◆ **DIRECTION**
Copy each line below that contains "name".

***

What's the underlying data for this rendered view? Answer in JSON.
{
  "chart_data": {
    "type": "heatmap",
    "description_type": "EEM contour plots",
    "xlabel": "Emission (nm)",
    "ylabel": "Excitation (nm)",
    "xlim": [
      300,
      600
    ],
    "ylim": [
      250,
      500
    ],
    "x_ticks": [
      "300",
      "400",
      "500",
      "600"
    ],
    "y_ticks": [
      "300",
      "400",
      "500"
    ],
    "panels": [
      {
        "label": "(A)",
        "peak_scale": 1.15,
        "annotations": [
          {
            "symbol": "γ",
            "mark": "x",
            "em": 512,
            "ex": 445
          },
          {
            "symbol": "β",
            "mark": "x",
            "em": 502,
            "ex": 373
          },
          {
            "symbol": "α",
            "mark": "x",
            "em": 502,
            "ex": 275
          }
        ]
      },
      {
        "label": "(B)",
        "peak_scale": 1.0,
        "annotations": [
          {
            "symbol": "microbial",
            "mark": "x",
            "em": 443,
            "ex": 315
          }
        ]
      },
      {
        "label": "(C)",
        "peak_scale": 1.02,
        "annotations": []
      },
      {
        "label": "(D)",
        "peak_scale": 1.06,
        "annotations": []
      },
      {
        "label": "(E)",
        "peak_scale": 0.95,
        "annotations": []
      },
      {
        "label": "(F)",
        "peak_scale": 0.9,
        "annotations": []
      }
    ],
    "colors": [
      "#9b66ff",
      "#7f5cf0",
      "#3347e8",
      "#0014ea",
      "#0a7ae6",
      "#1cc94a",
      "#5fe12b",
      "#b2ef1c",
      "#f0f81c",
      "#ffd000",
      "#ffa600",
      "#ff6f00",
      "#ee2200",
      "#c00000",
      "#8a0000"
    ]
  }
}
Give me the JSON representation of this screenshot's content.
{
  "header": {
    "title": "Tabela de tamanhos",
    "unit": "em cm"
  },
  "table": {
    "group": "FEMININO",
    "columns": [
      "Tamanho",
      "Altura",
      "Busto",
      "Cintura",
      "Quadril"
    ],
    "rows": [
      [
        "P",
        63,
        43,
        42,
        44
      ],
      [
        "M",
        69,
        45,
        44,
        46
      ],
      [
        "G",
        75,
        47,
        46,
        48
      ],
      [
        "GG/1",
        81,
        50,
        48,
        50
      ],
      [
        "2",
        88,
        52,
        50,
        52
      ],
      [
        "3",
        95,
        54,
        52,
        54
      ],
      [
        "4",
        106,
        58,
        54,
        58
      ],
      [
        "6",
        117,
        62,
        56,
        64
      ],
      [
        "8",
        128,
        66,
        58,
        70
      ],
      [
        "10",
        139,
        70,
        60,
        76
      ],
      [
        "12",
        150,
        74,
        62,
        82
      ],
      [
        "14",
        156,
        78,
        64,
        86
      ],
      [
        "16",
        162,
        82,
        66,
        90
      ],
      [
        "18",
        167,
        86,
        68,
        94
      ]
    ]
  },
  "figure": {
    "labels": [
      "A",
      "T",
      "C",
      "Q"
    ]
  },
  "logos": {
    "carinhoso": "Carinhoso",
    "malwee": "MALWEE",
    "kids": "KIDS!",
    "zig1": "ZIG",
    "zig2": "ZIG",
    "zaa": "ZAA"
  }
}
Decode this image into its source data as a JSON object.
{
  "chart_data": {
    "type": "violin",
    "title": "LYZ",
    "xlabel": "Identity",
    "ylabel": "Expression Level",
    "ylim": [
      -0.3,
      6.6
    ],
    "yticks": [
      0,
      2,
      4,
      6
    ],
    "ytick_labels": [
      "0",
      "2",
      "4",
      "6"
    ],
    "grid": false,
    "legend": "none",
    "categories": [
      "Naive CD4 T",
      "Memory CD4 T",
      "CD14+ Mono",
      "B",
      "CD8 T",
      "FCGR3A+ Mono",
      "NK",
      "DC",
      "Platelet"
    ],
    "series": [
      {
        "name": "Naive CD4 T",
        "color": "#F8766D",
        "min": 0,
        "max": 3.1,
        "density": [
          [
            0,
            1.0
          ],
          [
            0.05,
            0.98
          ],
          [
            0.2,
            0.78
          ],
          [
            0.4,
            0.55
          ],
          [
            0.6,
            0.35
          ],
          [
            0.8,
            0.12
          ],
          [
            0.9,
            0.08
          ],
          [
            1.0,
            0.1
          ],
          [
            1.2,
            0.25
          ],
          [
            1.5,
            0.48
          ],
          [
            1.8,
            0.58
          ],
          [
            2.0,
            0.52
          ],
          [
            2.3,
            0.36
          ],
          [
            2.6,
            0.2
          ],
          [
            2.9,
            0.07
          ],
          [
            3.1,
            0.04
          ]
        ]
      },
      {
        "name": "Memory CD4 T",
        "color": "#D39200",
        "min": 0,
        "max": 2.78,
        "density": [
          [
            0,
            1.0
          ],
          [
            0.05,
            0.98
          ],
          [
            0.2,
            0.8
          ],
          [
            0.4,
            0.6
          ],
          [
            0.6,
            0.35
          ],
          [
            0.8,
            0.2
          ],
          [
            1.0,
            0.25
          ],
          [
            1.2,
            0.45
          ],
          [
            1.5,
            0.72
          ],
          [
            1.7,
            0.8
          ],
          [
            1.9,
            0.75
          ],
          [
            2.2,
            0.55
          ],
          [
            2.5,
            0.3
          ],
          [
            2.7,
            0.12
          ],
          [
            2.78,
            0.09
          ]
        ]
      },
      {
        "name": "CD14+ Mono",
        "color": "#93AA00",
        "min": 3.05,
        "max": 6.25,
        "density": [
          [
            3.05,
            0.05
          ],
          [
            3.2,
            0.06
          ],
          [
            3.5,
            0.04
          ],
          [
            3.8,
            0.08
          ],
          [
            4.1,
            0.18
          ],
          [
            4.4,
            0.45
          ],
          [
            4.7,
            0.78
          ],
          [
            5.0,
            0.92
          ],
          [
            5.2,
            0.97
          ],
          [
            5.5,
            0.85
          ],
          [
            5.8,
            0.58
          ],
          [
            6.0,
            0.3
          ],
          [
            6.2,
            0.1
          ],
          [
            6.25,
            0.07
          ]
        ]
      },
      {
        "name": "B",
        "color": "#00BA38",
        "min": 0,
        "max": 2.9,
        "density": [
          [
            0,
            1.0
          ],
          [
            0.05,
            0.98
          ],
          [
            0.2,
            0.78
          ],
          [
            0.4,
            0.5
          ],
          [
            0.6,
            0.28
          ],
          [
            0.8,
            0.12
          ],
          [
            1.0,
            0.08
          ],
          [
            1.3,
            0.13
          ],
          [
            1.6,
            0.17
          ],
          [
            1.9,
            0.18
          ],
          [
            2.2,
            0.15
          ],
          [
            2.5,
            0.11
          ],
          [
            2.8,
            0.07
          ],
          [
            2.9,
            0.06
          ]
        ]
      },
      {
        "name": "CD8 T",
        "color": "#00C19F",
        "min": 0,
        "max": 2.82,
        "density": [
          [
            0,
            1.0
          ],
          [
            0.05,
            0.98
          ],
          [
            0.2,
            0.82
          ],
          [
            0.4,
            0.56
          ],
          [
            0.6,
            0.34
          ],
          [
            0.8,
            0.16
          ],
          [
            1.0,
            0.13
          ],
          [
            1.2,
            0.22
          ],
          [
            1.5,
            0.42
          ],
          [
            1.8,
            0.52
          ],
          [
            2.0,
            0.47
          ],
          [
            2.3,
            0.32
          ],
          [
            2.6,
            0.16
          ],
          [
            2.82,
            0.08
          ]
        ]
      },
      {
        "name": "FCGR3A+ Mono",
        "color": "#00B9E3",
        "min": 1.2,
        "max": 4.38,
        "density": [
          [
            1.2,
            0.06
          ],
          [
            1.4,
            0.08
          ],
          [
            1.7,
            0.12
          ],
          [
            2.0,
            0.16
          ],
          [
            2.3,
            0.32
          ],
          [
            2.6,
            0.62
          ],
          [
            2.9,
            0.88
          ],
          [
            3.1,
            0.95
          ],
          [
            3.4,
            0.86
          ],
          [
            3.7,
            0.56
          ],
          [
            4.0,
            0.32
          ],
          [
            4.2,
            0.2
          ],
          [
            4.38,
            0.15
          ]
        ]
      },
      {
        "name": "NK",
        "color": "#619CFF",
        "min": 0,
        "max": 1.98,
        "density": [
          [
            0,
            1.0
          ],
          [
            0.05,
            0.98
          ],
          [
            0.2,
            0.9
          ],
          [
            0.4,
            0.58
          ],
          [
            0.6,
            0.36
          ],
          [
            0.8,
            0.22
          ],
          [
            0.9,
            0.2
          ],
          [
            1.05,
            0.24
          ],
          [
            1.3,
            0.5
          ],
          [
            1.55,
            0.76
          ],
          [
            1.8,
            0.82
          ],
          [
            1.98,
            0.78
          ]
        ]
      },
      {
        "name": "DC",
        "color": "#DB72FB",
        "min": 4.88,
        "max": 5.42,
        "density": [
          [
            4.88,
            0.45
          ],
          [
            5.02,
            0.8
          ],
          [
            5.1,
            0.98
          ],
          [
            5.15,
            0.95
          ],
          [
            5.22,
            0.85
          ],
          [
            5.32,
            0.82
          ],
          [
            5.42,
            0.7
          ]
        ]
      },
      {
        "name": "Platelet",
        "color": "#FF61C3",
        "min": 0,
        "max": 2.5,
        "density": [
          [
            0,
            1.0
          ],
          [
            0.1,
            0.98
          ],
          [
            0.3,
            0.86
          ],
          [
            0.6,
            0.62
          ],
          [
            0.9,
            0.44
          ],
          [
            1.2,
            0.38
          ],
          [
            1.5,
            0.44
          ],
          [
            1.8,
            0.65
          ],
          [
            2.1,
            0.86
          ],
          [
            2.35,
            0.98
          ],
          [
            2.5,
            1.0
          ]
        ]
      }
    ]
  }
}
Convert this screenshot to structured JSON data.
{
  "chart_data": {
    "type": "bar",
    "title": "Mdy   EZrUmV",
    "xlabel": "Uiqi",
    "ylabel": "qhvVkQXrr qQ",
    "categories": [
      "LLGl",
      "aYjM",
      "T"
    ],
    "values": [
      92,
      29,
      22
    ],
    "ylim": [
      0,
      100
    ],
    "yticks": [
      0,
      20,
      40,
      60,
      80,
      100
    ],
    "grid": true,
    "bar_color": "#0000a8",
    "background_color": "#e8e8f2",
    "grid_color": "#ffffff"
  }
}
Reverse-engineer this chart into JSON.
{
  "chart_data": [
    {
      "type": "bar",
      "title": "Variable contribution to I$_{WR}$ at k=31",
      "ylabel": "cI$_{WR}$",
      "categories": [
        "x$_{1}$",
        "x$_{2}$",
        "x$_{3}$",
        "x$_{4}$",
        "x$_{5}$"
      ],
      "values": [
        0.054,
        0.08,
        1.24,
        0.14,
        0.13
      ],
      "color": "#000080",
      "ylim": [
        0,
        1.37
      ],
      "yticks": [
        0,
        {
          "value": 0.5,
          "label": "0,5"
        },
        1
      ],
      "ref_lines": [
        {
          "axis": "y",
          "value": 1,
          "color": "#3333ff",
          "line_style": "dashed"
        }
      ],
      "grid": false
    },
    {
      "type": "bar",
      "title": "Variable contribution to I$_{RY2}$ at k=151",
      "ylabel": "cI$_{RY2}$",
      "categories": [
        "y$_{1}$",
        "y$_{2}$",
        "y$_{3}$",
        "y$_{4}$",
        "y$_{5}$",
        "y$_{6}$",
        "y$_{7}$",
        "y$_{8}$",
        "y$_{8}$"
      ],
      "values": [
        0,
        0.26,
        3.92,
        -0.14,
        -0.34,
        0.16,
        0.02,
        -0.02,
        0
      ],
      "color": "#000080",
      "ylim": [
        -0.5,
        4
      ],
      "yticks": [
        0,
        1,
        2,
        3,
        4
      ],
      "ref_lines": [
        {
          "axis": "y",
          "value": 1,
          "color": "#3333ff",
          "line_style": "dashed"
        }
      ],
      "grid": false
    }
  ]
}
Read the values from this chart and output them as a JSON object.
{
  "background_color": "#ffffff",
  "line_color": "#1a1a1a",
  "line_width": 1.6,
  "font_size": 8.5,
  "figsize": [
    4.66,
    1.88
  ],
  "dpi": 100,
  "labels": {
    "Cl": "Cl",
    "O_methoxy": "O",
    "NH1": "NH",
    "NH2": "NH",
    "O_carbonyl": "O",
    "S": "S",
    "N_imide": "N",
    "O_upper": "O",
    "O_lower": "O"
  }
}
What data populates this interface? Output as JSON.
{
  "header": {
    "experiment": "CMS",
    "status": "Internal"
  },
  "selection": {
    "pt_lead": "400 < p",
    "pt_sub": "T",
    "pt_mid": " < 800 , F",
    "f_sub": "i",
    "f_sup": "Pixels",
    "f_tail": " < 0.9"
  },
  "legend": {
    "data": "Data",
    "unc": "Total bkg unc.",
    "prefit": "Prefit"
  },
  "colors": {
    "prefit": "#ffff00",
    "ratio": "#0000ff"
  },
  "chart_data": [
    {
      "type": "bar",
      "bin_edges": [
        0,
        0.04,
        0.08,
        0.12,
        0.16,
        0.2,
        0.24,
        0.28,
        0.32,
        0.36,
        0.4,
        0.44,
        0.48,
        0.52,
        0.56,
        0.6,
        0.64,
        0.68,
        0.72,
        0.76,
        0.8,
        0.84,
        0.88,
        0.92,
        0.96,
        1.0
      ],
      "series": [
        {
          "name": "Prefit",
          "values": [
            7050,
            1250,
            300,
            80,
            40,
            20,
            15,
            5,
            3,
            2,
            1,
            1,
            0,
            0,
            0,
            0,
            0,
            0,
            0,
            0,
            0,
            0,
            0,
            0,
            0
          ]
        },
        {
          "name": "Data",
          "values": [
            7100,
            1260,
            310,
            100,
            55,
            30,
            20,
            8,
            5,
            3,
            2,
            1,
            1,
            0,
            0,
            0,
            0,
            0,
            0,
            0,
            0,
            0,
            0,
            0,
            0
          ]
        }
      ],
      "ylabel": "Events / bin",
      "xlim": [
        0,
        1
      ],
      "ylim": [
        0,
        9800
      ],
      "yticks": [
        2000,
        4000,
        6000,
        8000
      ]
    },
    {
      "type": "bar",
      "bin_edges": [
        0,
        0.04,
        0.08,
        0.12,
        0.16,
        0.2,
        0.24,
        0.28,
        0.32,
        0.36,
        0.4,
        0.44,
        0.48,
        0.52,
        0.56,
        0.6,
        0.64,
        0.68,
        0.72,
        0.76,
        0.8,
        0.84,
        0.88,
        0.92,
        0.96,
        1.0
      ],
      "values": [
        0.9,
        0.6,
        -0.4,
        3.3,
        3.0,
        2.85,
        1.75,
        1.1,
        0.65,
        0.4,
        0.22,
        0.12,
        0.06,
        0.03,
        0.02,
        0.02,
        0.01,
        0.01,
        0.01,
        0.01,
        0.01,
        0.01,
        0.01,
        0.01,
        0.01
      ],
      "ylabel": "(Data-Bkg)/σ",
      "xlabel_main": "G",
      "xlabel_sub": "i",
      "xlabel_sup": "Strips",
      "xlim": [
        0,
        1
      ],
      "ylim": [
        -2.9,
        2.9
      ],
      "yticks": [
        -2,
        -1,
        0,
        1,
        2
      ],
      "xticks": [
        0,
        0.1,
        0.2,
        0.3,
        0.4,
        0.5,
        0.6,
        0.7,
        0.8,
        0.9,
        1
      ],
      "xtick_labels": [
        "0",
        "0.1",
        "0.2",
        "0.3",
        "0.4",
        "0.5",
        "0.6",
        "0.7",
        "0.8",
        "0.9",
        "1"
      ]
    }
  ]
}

***

◆ **OUTPUT FOR THIS TASK**
        "name": "Naive CD4 T",
        "name": "Memory CD4 T",
        "name": "CD14+ Mono",
        "name": "B",
        "name": "CD8 T",
        "name": "FCGR3A+ Mono",
        "name": "NK",
        "name": "DC",
        "name": "Platelet",
          "name": "Prefit",
          "name": "Data",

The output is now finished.